■ Objective:
Provide the data again in its entirety, exactly as given.

■ Provided records:
.....

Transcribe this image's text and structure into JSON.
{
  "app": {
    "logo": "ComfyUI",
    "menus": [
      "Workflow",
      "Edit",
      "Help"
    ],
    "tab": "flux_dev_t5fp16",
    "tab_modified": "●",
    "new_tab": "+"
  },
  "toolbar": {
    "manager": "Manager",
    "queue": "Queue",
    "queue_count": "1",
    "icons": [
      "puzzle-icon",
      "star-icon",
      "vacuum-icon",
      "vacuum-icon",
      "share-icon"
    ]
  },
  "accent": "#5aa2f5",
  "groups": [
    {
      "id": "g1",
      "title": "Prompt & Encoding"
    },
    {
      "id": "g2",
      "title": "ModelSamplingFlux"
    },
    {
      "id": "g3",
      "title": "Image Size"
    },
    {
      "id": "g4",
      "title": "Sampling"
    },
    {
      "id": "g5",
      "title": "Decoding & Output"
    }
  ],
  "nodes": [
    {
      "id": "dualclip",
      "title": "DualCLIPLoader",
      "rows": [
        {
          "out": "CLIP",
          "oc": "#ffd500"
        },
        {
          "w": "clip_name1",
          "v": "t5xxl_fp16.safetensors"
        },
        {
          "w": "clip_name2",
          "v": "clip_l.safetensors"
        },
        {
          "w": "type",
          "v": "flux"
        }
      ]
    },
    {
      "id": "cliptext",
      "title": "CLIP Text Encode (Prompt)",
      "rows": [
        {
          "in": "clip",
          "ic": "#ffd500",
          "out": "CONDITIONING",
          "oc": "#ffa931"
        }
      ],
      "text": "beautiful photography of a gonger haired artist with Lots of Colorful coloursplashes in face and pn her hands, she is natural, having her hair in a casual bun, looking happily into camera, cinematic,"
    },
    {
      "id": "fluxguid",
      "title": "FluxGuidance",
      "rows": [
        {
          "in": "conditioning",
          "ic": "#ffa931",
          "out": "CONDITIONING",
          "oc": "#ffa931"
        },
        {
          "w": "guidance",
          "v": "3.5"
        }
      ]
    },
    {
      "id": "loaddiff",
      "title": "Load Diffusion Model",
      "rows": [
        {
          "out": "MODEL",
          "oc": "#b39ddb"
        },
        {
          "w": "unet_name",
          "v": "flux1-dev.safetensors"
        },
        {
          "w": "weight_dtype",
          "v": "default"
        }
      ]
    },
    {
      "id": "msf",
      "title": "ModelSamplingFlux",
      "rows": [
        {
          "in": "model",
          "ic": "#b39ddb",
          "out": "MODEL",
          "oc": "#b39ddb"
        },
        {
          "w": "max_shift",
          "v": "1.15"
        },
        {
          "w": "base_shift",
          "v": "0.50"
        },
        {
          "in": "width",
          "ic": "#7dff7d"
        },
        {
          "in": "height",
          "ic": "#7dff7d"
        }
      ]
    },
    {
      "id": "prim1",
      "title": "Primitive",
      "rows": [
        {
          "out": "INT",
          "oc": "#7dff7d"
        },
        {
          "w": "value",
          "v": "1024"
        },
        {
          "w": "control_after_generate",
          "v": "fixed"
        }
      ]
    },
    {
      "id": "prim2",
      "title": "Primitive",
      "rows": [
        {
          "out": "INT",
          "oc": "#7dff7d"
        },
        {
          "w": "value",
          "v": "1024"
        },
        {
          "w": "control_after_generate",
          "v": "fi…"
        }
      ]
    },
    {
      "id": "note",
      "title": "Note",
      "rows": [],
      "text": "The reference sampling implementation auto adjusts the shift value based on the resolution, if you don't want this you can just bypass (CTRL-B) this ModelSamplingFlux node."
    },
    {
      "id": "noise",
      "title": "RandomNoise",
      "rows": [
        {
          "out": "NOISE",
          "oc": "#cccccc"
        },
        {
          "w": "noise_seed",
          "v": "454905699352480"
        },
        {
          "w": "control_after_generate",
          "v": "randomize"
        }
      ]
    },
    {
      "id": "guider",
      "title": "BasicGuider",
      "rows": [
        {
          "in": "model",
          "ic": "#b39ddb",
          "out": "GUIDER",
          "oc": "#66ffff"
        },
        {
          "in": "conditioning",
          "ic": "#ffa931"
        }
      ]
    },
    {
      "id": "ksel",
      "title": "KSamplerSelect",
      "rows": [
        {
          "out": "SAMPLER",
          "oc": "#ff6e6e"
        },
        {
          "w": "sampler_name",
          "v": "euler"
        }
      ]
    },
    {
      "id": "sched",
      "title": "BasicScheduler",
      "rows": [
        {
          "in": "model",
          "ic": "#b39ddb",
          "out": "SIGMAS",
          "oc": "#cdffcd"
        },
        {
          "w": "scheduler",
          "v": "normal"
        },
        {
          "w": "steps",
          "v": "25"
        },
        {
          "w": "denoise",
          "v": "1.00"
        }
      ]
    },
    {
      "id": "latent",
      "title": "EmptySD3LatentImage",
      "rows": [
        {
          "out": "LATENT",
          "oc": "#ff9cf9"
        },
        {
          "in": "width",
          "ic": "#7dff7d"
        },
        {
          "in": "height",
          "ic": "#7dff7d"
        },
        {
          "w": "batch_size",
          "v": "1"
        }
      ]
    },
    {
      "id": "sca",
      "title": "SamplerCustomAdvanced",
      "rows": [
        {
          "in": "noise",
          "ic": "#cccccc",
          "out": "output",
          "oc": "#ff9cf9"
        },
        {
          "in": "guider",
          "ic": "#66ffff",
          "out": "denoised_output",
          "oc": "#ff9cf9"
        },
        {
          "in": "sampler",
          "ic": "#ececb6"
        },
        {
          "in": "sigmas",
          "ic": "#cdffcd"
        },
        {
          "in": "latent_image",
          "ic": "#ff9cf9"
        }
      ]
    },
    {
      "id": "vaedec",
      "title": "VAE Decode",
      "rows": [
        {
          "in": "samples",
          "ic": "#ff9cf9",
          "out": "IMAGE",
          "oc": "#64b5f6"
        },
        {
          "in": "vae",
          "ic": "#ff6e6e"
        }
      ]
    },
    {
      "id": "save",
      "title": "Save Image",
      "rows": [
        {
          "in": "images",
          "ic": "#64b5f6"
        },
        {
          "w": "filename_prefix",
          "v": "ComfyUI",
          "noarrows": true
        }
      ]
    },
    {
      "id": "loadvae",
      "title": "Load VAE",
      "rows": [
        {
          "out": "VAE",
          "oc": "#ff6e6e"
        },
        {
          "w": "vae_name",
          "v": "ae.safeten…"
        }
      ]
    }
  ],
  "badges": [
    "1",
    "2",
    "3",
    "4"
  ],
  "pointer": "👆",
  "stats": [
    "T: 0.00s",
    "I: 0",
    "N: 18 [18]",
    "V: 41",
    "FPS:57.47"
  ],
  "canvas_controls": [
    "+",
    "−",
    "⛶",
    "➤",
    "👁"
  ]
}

.....

■ Problem solution:
Transcribe this image's text and structure into JSON.
{
  "app": {
    "logo": "ComfyUI",
    "menus": [
      "Workflow",
      "Edit",
      "Help"
    ],
    "tab": "flux_dev_t5fp16",
    "tab_modified": "●",
    "new_tab": "+"
  },
  "toolbar": {
    "manager": "Manager",
    "queue": "Queue",
    "queue_count": "1",
    "icons": [
      "puzzle-icon",
      "star-icon",
      "vacuum-icon",
      "vacuum-icon",
      "share-icon"
    ]
  },
  "accent": "#5aa2f5",
  "groups": [
    {
      "id": "g1",
      "title": "Prompt & Encoding"
    },
    {
      "id": "g2",
      "title": "ModelSamplingFlux"
    },
    {
      "id": "g3",
      "title": "Image Size"
    },
    {
      "id": "g4",
      "title": "Sampling"
    },
    {
      "id": "g5",
      "title": "Decoding & Output"
    }
  ],
  "nodes": [
    {
      "id": "dualclip",
      "title": "DualCLIPLoader",
      "rows": [
        {
          "out": "CLIP",
          "oc": "#ffd500"
        },
        {
          "w": "clip_name1",
          "v": "t5xxl_fp16.safetensors"
        },
        {
          "w": "clip_name2",
          "v": "clip_l.safetensors"
        },
        {
          "w": "type",
          "v": "flux"
        }
      ]
    },
    {
      "id": "cliptext",
      "title": "CLIP Text Encode (Prompt)",
      "rows": [
        {
          "in": "clip",
          "ic": "#ffd500",
          "out": "CONDITIONING",
          "oc": "#ffa931"
        }
      ],
      "text": "beautiful photography of a gonger haired artist with Lots of Colorful coloursplashes in face and pn her hands, she is natural, having her hair in a casual bun, looking happily into camera, cinematic,"
    },
    {
      "id": "fluxguid",
      "title": "FluxGuidance",
      "rows": [
        {
          "in": "conditioning",
          "ic": "#ffa931",
          "out": "CONDITIONING",
          "oc": "#ffa931"
        },
        {
          "w": "guidance",
          "v": "3.5"
        }
      ]
    },
    {
      "id": "loaddiff",
      "title": "Load Diffusion Model",
      "rows": [
        {
          "out": "MODEL",
          "oc": "#b39ddb"
        },
        {
          "w": "unet_name",
          "v": "flux1-dev.safetensors"
        },
        {
          "w": "weight_dtype",
          "v": "default"
        }
      ]
    },
    {
      "id": "msf",
      "title": "ModelSamplingFlux",
      "rows": [
        {
          "in": "model",
          "ic": "#b39ddb",
          "out": "MODEL",
          "oc": "#b39ddb"
        },
        {
          "w": "max_shift",
          "v": "1.15"
        },
        {
          "w": "base_shift",
          "v": "0.50"
        },
        {
          "in": "width",
          "ic": "#7dff7d"
        },
        {
          "in": "height",
          "ic": "#7dff7d"
        }
      ]
    },
    {
      "id": "prim1",
      "title": "Primitive",
      "rows": [
        {
          "out": "INT",
          "oc": "#7dff7d"
        },
        {
          "w": "value",
          "v": "1024"
        },
        {
          "w": "control_after_generate",
          "v": "fixed"
        }
      ]
    },
    {
      "id": "prim2",
      "title": "Primitive",
      "rows": [
        {
          "out": "INT",
          "oc": "#7dff7d"
        },
        {
          "w": "value",
          "v": "1024"
        },
        {
          "w": "control_after_generate",
          "v": "fi…"
        }
      ]
    },
    {
      "id": "note",
      "title": "Note",
      "rows": [],
      "text": "The reference sampling implementation auto adjusts the shift value based on the resolution, if you don't want this you can just bypass (CTRL-B) this ModelSamplingFlux node."
    },
    {
      "id": "noise",
      "title": "RandomNoise",
      "rows": [
        {
          "out": "NOISE",
          "oc": "#cccccc"
        },
        {
          "w": "noise_seed",
          "v": "454905699352480"
        },
        {
          "w": "control_after_generate",
          "v": "randomize"
        }
      ]
    },
    {
      "id": "guider",
      "title": "BasicGuider",
      "rows": [
        {
          "in": "model",
          "ic": "#b39ddb",
          "out": "GUIDER",
          "oc": "#66ffff"
        },
        {
          "in": "conditioning",
          "ic": "#ffa931"
        }
      ]
    },
    {
      "id": "ksel",
      "title": "KSamplerSelect",
      "rows": [
        {
          "out": "SAMPLER",
          "oc": "#ff6e6e"
        },
        {
          "w": "sampler_name",
          "v": "euler"
        }
      ]
    },
    {
      "id": "sched",
      "title": "BasicScheduler",
      "rows": [
        {
          "in": "model",
          "ic": "#b39ddb",
          "out": "SIGMAS",
          "oc": "#cdffcd"
        },
        {
          "w": "scheduler",
          "v": "normal"
        },
        {
          "w": "steps",
          "v": "25"
        },
        {
          "w": "denoise",
          "v": "1.00"
        }
      ]
    },
    {
      "id": "latent",
      "title": "EmptySD3LatentImage",
      "rows": [
        {
          "out": "LATENT",
          "oc": "#ff9cf9"
        },
        {
          "in": "width",
          "ic": "#7dff7d"
        },
        {
          "in": "height",
          "ic": "#7dff7d"
        },
        {
          "w": "batch_size",
          "v": "1"
        }
      ]
    },
    {
      "id": "sca",
      "title": "SamplerCustomAdvanced",
      "rows": [
        {
          "in": "noise",
          "ic": "#cccccc",
          "out": "output",
          "oc": "#ff9cf9"
        },
        {
          "in": "guider",
          "ic": "#66ffff",
          "out": "denoised_output",
          "oc": "#ff9cf9"
        },
        {
          "in": "sampler",
          "ic": "#ececb6"
        },
        {
          "in": "sigmas",
          "ic": "#cdffcd"
        },
        {
          "in": "latent_image",
          "ic": "#ff9cf9"
        }
      ]
    },
    {
      "id": "vaedec",
      "title": "VAE Decode",
      "rows": [
        {
          "in": "samples",
          "ic": "#ff9cf9",
          "out": "IMAGE",
          "oc": "#64b5f6"
        },
        {
          "in": "vae",
          "ic": "#ff6e6e"
        }
      ]
    },
    {
      "id": "save",
      "title": "Save Image",
      "rows": [
        {
          "in": "images",
          "ic": "#64b5f6"
        },
        {
          "w": "filename_prefix",
          "v": "ComfyUI",
          "noarrows": true
        }
      ]
    },
    {
      "id": "loadvae",
      "title": "Load VAE",
      "rows": [
        {
          "out": "VAE",
          "oc": "#ff6e6e"
        },
        {
          "w": "vae_name",
          "v": "ae.safeten…"
        }
      ]
    }
  ],
  "badges": [
    "1",
    "2",
    "3",
    "4"
  ],
  "pointer": "👆",
  "stats": [
    "T: 0.00s",
    "I: 0",
    "N: 18 [18]",
    "V: 41",
    "FPS:57.47"
  ],
  "canvas_controls": [
    "+",
    "−",
    "⛶",
    "➤",
    "👁"
  ]
}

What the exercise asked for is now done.